What you will do:
a – Can you edit the Ahmed Adams profile by rewriting it from the words "- 2020-2021: Flat" through "footballer (born 1993)", swapping "Austfjarða" for "KFA"?
b – Could you pick up the Ahmed Adams profile after its last sentence and continue it?

Text excerpt:
__________

Ahmed Adams

Personal information
- Date of birth: 6 March 1993 (age 32)
- Place of birth: Kumasi, Ghana
- Height: 1.83 m (6 ft 0 in)
- Position(s): Defender

Senior career*
- Years: Team / Apps / (Gls)
- 2012–2014: Berekum Chelsea / 10 / (0)
- 2014–2015: Al-Shoalah / 7 / (0)
- 2015–2018: Asante Kotoko
- 2019–2020: Berekum Chelsea / 13 / (0)
- 2020-2021: Flat Earth FC
- 2022: Austfjarða / 18 / (0)

International career^{‡}
- 2012: Ghana U20 / 3 / (0)
- 2015: Ghana U23 / 5 / (0)

= Ahmed Adams =

Ghanaian footballer (born 1993)

Ahmed Adams (born 6 March 1993) is a Ghanaian footballer who most recently played as a defender for Iceland club KFA in 2.deild.

__________

[Structured page parsing data]
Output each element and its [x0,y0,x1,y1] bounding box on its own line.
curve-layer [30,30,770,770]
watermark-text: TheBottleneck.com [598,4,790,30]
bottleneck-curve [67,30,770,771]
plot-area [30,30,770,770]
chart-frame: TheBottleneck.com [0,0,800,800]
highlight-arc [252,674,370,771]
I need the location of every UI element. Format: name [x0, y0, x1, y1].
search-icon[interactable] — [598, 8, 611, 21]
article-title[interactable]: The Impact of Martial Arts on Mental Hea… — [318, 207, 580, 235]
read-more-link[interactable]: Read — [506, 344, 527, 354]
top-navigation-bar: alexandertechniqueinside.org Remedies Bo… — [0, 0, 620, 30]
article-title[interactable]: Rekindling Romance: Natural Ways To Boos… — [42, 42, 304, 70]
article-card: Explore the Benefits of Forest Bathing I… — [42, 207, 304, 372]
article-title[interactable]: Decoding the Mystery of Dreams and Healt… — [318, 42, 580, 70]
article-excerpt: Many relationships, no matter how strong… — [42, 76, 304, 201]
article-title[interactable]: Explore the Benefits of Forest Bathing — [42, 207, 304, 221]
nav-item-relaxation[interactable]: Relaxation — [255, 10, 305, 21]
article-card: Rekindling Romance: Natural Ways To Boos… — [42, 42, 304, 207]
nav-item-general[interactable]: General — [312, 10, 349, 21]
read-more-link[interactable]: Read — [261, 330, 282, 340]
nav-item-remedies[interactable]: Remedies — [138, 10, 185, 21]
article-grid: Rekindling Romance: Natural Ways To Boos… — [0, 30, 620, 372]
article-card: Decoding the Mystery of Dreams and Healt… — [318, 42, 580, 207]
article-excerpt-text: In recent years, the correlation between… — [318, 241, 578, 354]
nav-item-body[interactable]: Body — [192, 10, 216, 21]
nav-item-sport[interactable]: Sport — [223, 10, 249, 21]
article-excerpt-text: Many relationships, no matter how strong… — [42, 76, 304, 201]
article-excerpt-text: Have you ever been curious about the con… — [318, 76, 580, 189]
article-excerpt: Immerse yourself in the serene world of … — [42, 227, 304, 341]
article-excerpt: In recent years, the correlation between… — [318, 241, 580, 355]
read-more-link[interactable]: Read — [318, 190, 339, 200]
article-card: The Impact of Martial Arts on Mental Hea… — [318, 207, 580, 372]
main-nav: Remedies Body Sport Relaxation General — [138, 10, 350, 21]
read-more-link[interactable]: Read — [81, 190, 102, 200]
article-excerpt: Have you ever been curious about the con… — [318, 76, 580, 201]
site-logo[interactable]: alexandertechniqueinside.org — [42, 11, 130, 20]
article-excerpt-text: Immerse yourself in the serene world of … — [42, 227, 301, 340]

__________

Answer section:
a –
- 2020-2021: Flat Earth FC
- 2022: KFA / 18 / (0)

International career^{‡}
- 2012: Ghana U20 / 3 / (0)
- 2015: Ghana U23 / 5 / (0)

= Ahmed Adams =

Ghanaian footballer (born 1993)

b –
==Career==
===Club career===
Adams has played for his club Berekum Chelsea in the Ghana Premier League.

===International career===
In 2013, coach Sellas Tetteh called him up to be a member of the Ghana Under 20 national team for the 2013 African Youth Championship in Algeria. He played one match during the tournament.

==Personal life==
He is the elder brother of TSG Hoffenheim and Black Stars defender Kasim Nuhu Adams.